(Dataset excerpt)

····················

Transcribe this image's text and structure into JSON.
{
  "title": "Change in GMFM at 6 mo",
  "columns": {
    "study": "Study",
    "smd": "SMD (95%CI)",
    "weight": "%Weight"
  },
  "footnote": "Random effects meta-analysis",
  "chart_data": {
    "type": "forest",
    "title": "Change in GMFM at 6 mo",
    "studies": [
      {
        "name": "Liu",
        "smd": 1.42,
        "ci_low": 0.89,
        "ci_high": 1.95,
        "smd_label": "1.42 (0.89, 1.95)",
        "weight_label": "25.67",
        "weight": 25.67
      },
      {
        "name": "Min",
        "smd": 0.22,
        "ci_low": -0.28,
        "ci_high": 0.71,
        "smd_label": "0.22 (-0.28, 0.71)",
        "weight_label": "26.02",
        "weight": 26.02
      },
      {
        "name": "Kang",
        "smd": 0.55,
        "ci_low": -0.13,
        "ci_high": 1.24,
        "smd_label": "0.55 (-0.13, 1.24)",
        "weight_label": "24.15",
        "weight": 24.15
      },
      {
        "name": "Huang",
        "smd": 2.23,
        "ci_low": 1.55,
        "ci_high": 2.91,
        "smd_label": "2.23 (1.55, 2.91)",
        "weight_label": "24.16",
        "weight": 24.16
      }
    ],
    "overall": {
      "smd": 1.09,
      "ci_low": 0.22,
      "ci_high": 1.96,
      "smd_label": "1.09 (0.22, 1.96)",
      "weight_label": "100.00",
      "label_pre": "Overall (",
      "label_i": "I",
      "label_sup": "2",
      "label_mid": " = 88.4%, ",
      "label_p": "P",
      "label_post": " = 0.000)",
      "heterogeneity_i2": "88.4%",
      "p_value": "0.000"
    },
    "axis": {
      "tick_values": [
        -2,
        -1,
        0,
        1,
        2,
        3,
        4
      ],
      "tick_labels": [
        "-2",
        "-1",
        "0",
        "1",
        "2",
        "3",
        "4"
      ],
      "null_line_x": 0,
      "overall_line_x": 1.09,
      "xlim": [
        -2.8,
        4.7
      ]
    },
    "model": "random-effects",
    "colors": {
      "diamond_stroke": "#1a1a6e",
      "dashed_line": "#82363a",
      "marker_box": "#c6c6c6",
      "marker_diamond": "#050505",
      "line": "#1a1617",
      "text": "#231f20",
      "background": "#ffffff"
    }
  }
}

····················

Lines containing the word "text" must all be returned from the material above.

Completed task:
Transcribe this image's text and structure into JSON.
      "text": "#231f20",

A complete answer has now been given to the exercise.